-- Input records --
..............................

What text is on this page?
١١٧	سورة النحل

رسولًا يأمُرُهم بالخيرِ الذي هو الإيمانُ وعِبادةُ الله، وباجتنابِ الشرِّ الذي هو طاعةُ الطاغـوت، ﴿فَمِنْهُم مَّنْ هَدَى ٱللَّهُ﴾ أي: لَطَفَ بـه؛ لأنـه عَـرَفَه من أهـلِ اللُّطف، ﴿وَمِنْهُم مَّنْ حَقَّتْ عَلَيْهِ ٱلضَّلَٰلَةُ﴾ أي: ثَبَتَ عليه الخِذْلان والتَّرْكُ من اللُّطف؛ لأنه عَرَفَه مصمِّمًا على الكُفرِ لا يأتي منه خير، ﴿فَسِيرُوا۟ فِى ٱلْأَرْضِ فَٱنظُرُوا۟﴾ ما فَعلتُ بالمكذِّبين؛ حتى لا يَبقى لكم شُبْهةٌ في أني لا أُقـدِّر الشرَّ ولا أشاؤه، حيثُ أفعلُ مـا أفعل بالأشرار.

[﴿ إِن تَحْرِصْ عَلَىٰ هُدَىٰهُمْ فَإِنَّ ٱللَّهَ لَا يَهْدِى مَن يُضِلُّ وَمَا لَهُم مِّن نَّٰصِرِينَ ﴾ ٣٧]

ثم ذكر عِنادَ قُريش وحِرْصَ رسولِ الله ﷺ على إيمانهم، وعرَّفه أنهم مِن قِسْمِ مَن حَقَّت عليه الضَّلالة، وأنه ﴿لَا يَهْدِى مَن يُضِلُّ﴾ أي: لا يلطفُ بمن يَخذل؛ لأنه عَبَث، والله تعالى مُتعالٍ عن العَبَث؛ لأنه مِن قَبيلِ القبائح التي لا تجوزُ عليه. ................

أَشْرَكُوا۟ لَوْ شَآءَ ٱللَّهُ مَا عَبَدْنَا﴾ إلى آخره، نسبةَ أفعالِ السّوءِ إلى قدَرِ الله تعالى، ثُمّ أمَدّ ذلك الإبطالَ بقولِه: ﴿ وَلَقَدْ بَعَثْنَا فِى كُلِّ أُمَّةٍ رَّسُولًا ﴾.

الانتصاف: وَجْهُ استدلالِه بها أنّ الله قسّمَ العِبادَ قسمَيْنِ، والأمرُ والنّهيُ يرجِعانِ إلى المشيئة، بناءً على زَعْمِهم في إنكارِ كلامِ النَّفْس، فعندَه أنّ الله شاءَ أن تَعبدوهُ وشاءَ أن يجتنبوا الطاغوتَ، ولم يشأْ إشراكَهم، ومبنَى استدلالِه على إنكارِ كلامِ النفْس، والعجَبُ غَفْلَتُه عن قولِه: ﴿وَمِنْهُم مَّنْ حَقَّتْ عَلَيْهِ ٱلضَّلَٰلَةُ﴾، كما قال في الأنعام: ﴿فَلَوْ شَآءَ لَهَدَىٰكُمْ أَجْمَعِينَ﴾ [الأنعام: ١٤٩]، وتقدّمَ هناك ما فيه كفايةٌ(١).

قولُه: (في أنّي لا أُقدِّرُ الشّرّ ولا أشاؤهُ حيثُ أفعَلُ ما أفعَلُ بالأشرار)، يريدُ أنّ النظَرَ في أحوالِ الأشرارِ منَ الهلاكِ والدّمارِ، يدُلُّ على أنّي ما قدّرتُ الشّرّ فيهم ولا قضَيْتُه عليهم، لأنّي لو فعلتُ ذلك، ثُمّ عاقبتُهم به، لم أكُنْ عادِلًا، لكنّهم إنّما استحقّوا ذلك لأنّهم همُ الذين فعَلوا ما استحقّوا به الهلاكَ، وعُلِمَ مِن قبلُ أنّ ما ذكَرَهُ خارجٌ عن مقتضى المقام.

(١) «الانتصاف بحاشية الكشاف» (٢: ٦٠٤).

..............................

-- Written instruction --
Write out every record shown above, word for word.

-- Worked solution --
What text is on this page?
١١٧	سورة النحل

رسولًا يأمُرُهم بالخيرِ الذي هو الإيمانُ وعِبادةُ الله، وباجتنابِ الشرِّ الذي هو طاعةُ الطاغـوت، ﴿فَمِنْهُم مَّنْ هَدَى ٱللَّهُ﴾ أي: لَطَفَ بـه؛ لأنـه عَـرَفَه من أهـلِ اللُّطف، ﴿وَمِنْهُم مَّنْ حَقَّتْ عَلَيْهِ ٱلضَّلَٰلَةُ﴾ أي: ثَبَتَ عليه الخِذْلان والتَّرْكُ من اللُّطف؛ لأنه عَرَفَه مصمِّمًا على الكُفرِ لا يأتي منه خير، ﴿فَسِيرُوا۟ فِى ٱلْأَرْضِ فَٱنظُرُوا۟﴾ ما فَعلتُ بالمكذِّبين؛ حتى لا يَبقى لكم شُبْهةٌ في أني لا أُقـدِّر الشرَّ ولا أشاؤه، حيثُ أفعلُ مـا أفعل بالأشرار.

[﴿ إِن تَحْرِصْ عَلَىٰ هُدَىٰهُمْ فَإِنَّ ٱللَّهَ لَا يَهْدِى مَن يُضِلُّ وَمَا لَهُم مِّن نَّٰصِرِينَ ﴾ ٣٧]

ثم ذكر عِنادَ قُريش وحِرْصَ رسولِ الله ﷺ على إيمانهم، وعرَّفه أنهم مِن قِسْمِ مَن حَقَّت عليه الضَّلالة، وأنه ﴿لَا يَهْدِى مَن يُضِلُّ﴾ أي: لا يلطفُ بمن يَخذل؛ لأنه عَبَث، والله تعالى مُتعالٍ عن العَبَث؛ لأنه مِن قَبيلِ القبائح التي لا تجوزُ عليه. ................

أَشْرَكُوا۟ لَوْ شَآءَ ٱللَّهُ مَا عَبَدْنَا﴾ إلى آخره، نسبةَ أفعالِ السّوءِ إلى قدَرِ الله تعالى، ثُمّ أمَدّ ذلك الإبطالَ بقولِه: ﴿ وَلَقَدْ بَعَثْنَا فِى كُلِّ أُمَّةٍ رَّسُولًا ﴾.

الانتصاف: وَجْهُ استدلالِه بها أنّ الله قسّمَ العِبادَ قسمَيْنِ، والأمرُ والنّهيُ يرجِعانِ إلى المشيئة، بناءً على زَعْمِهم في إنكارِ كلامِ النَّفْس، فعندَه أنّ الله شاءَ أن تَعبدوهُ وشاءَ أن يجتنبوا الطاغوتَ، ولم يشأْ إشراكَهم، ومبنَى استدلالِه على إنكارِ كلامِ النفْس، والعجَبُ غَفْلَتُه عن قولِه: ﴿وَمِنْهُم مَّنْ حَقَّتْ عَلَيْهِ ٱلضَّلَٰلَةُ﴾، كما قال في الأنعام: ﴿فَلَوْ شَآءَ لَهَدَىٰكُمْ أَجْمَعِينَ﴾ [الأنعام: ١٤٩]، وتقدّمَ هناك ما فيه كفايةٌ(١).

قولُه: (في أنّي لا أُقدِّرُ الشّرّ ولا أشاؤهُ حيثُ أفعَلُ ما أفعَلُ بالأشرار)، يريدُ أنّ النظَرَ في أحوالِ الأشرارِ منَ الهلاكِ والدّمارِ، يدُلُّ على أنّي ما قدّرتُ الشّرّ فيهم ولا قضَيْتُه عليهم، لأنّي لو فعلتُ ذلك، ثُمّ عاقبتُهم به، لم أكُنْ عادِلًا، لكنّهم إنّما استحقّوا ذلك لأنّهم همُ الذين فعَلوا ما استحقّوا به الهلاكَ، وعُلِمَ مِن قبلُ أنّ ما ذكَرَهُ خارجٌ عن مقتضى المقام.

(١) «الانتصاف بحاشية الكشاف» (٢: ٦٠٤).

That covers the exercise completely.